Pick out every line that holds the string "name" and copy it.

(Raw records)
· · · · ·

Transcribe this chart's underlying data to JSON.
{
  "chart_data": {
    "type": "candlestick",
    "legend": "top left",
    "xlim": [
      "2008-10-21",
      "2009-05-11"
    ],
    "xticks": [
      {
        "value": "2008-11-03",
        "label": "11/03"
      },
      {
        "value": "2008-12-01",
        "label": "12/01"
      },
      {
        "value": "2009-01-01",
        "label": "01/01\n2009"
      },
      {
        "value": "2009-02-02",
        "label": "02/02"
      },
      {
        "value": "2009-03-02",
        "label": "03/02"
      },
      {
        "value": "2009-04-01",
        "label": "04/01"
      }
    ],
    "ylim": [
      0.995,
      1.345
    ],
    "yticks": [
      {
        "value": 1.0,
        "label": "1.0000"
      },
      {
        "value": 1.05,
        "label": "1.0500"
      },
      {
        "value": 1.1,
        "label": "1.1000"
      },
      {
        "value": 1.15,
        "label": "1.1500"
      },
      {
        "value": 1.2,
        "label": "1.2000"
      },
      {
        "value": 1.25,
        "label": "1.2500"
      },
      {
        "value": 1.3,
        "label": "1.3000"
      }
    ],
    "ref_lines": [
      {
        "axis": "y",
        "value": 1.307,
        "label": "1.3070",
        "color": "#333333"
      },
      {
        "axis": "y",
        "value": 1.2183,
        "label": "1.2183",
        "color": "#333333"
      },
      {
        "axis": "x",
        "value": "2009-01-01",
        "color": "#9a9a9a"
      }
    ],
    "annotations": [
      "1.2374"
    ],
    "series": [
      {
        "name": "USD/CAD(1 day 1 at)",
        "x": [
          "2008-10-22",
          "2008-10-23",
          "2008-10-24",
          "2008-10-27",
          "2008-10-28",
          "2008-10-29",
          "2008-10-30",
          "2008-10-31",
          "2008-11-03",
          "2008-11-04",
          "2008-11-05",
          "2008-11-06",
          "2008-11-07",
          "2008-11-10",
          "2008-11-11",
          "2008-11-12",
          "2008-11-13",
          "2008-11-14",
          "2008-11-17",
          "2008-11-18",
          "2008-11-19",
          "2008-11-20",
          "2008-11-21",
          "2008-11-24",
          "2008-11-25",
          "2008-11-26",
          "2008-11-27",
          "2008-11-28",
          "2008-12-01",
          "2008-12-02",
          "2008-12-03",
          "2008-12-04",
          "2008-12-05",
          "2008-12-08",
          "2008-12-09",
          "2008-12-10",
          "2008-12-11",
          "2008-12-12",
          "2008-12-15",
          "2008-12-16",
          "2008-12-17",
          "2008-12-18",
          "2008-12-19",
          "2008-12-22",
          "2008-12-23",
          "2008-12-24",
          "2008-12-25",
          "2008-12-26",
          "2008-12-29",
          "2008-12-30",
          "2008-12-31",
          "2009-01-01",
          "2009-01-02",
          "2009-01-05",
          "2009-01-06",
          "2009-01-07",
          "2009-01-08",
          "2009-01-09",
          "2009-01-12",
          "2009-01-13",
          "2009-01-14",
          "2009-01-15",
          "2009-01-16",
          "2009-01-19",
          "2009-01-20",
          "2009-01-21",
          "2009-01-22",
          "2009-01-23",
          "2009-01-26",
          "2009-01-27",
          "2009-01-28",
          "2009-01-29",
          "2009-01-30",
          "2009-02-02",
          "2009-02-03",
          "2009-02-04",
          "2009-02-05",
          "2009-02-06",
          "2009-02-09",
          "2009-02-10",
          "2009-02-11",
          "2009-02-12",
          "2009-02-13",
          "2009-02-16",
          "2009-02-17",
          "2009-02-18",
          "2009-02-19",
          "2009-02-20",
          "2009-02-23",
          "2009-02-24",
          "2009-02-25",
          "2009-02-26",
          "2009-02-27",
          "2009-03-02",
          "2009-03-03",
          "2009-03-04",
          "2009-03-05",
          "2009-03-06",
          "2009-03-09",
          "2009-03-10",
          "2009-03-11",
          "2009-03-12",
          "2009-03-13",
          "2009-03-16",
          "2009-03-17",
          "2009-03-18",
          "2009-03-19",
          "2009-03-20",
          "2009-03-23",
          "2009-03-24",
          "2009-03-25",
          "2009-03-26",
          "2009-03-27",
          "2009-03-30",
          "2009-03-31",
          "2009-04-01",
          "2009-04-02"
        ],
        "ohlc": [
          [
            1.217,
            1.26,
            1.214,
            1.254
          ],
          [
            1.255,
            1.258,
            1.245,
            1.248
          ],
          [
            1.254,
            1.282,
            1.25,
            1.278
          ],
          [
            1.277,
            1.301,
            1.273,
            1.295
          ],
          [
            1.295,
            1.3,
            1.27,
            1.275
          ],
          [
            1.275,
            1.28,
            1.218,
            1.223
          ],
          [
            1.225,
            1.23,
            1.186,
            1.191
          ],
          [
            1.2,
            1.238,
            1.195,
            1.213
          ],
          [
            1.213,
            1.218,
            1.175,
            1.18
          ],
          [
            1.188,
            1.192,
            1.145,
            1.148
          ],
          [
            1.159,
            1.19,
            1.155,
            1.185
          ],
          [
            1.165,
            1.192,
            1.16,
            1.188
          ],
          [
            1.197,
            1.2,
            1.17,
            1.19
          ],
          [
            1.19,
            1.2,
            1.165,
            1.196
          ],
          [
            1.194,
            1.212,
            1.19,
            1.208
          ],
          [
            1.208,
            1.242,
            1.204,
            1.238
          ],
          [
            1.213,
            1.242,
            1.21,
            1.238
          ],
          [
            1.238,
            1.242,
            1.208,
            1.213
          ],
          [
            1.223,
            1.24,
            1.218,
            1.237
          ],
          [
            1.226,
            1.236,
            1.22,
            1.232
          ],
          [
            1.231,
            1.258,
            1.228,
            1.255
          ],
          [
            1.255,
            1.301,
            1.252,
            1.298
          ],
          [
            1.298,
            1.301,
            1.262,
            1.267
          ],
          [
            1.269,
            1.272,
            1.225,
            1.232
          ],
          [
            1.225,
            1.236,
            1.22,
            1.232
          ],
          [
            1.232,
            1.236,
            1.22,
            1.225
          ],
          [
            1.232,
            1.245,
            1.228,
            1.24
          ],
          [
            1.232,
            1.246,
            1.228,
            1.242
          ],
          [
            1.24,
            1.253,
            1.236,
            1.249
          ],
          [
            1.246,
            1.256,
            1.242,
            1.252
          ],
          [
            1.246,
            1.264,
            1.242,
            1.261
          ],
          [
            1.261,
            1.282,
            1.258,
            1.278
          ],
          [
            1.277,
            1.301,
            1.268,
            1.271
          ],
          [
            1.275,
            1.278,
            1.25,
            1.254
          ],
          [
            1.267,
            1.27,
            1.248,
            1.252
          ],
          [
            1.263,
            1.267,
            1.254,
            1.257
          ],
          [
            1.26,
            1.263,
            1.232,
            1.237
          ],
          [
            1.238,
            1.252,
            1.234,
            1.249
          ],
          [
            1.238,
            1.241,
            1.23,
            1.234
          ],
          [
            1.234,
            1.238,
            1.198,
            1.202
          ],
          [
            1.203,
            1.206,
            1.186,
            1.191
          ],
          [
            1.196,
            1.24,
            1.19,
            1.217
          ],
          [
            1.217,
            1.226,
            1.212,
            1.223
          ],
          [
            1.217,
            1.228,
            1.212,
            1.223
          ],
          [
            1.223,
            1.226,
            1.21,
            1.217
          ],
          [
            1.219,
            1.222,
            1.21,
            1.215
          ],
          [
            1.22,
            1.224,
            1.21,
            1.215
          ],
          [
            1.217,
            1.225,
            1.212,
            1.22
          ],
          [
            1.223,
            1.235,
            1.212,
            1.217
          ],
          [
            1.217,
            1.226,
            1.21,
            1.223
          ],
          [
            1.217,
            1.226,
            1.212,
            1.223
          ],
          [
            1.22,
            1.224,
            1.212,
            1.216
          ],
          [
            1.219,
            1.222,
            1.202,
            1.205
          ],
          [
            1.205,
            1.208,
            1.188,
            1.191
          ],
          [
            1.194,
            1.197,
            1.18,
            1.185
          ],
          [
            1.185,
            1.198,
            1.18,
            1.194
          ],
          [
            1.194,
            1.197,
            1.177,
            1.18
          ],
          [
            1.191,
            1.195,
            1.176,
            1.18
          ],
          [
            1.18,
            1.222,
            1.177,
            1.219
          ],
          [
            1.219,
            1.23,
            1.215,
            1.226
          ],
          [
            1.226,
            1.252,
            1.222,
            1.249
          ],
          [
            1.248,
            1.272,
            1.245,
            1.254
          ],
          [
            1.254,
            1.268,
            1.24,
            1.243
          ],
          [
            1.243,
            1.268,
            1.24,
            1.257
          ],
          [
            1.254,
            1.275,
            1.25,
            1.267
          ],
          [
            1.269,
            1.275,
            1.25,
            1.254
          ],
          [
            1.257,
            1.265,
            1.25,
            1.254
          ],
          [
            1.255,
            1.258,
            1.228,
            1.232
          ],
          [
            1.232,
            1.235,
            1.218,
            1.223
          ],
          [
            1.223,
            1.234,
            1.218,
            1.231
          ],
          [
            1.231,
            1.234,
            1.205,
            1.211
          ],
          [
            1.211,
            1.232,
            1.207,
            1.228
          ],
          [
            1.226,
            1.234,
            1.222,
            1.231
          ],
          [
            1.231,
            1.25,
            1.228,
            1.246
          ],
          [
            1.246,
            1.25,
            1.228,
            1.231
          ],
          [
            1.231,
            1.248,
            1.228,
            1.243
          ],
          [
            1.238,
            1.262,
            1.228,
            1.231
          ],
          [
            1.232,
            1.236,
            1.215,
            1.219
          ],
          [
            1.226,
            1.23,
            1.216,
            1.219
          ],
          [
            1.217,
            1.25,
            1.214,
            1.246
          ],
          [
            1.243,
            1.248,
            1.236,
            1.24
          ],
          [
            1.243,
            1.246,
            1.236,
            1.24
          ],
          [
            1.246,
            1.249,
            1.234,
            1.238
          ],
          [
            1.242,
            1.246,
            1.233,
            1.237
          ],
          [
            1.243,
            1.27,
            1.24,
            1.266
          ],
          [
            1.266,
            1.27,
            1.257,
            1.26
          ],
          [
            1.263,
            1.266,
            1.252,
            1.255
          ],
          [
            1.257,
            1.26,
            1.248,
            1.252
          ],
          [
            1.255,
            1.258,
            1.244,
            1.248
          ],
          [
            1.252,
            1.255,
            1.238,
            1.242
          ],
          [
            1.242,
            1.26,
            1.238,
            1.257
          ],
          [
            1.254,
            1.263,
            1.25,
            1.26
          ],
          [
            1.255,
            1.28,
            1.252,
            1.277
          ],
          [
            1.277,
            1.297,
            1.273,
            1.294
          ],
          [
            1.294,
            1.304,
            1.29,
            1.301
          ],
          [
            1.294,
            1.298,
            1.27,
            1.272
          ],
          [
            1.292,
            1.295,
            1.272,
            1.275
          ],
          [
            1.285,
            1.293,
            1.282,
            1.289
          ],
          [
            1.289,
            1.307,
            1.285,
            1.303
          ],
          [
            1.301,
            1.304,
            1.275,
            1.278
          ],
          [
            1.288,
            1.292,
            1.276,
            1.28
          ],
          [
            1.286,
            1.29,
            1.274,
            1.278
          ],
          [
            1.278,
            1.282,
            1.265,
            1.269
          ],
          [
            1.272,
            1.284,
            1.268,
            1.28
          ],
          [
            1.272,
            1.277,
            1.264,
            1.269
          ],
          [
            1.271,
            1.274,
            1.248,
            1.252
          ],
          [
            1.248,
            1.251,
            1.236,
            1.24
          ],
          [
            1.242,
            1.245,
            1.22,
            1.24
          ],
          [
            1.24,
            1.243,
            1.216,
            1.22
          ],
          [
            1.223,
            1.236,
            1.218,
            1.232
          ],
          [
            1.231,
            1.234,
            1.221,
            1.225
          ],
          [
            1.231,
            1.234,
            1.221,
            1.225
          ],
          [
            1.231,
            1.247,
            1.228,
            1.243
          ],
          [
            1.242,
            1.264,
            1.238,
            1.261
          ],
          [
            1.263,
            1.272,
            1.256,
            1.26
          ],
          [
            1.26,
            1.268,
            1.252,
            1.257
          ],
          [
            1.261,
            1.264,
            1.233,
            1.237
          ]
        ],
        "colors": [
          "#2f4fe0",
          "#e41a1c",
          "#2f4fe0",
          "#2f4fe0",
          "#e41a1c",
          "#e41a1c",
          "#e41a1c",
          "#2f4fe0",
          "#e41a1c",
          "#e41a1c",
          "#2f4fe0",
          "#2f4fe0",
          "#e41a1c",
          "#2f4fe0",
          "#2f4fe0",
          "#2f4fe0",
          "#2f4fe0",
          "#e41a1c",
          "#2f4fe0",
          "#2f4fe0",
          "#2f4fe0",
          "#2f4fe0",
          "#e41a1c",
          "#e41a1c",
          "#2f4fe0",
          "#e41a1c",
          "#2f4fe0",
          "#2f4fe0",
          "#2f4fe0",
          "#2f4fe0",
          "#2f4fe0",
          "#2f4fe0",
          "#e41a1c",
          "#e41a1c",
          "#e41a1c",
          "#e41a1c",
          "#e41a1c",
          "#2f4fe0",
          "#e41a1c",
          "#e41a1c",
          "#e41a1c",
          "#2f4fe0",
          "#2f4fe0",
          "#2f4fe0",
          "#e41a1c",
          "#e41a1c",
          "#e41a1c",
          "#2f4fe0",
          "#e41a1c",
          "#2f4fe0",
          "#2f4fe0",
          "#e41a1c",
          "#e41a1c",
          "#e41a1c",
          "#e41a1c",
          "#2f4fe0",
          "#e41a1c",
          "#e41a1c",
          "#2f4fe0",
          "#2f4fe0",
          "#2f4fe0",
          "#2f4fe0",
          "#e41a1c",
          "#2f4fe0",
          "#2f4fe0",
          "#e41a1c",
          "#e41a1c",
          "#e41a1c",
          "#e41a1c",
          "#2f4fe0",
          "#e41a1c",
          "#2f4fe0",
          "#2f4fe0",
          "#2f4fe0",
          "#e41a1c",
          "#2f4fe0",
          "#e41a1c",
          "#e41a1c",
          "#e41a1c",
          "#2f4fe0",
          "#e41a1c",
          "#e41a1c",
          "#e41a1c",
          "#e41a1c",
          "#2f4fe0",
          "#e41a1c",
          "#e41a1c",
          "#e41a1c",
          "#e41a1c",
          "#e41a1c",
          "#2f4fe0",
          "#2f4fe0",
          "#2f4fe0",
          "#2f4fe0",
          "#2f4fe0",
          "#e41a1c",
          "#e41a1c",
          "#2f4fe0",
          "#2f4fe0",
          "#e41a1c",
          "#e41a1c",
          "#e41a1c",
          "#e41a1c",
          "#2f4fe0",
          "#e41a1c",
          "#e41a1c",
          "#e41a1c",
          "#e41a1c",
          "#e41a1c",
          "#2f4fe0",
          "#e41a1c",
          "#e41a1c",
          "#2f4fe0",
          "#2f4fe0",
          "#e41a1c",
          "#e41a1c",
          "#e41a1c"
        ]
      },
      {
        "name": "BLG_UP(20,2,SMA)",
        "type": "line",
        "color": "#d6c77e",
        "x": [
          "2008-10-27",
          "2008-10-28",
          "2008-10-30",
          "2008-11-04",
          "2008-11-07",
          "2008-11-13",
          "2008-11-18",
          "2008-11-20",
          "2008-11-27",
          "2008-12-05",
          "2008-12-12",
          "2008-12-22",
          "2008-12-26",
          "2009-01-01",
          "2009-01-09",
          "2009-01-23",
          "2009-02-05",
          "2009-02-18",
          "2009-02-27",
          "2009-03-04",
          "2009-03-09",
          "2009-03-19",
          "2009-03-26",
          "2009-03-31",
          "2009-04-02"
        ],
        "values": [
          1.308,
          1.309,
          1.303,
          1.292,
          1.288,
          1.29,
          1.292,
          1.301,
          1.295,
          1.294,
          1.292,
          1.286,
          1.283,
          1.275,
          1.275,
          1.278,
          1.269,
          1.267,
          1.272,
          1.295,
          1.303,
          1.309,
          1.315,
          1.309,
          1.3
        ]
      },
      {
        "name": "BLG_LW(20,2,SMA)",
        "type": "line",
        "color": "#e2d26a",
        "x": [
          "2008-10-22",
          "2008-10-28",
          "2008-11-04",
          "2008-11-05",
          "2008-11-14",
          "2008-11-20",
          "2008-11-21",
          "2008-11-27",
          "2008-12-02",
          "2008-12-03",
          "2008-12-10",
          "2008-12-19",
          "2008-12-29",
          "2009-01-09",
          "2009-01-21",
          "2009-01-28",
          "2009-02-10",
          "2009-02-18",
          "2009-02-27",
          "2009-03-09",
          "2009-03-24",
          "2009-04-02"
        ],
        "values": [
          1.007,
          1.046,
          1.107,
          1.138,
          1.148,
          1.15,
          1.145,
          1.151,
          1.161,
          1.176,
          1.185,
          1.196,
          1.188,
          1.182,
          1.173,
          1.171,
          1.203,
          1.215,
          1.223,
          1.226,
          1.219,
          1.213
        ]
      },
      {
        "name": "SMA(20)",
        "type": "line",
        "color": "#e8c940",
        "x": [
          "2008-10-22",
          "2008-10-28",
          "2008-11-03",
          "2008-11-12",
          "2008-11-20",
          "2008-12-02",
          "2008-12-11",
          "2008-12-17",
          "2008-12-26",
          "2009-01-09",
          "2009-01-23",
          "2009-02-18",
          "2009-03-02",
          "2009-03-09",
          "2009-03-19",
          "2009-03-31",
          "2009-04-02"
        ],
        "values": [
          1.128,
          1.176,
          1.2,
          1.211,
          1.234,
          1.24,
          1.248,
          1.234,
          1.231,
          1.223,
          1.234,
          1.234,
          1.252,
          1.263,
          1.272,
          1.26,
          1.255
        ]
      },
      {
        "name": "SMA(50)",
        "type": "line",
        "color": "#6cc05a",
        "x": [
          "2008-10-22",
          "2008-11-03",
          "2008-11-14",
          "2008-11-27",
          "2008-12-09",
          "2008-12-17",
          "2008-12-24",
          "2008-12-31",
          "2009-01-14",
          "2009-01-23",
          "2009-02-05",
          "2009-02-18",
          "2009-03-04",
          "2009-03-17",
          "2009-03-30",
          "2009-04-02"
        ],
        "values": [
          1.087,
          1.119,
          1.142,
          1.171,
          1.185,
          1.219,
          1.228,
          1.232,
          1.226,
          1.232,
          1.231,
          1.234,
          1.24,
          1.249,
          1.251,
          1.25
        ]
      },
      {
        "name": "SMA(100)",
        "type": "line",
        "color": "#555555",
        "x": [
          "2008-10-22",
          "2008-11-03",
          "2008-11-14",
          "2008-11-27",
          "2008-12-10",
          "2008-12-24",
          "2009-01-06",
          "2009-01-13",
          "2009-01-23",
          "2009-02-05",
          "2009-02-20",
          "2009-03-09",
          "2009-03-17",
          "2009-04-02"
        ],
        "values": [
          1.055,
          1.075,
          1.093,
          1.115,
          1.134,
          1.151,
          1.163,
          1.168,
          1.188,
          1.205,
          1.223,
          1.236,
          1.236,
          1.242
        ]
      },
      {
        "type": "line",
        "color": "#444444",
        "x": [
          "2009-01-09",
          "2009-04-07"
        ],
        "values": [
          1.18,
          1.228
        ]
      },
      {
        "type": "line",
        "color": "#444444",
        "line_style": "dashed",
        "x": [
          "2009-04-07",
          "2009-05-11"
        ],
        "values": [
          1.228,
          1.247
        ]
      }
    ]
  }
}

· · · · ·

__ANSWER TO THIS PROBLEM__.
        "name": "USD/CAD(1 day 1 at)",
        "name": "BLG_UP(20,2,SMA)",
        "name": "BLG_LW(20,2,SMA)",
        "name": "SMA(20)",
        "name": "SMA(50)",
        "name": "SMA(100)",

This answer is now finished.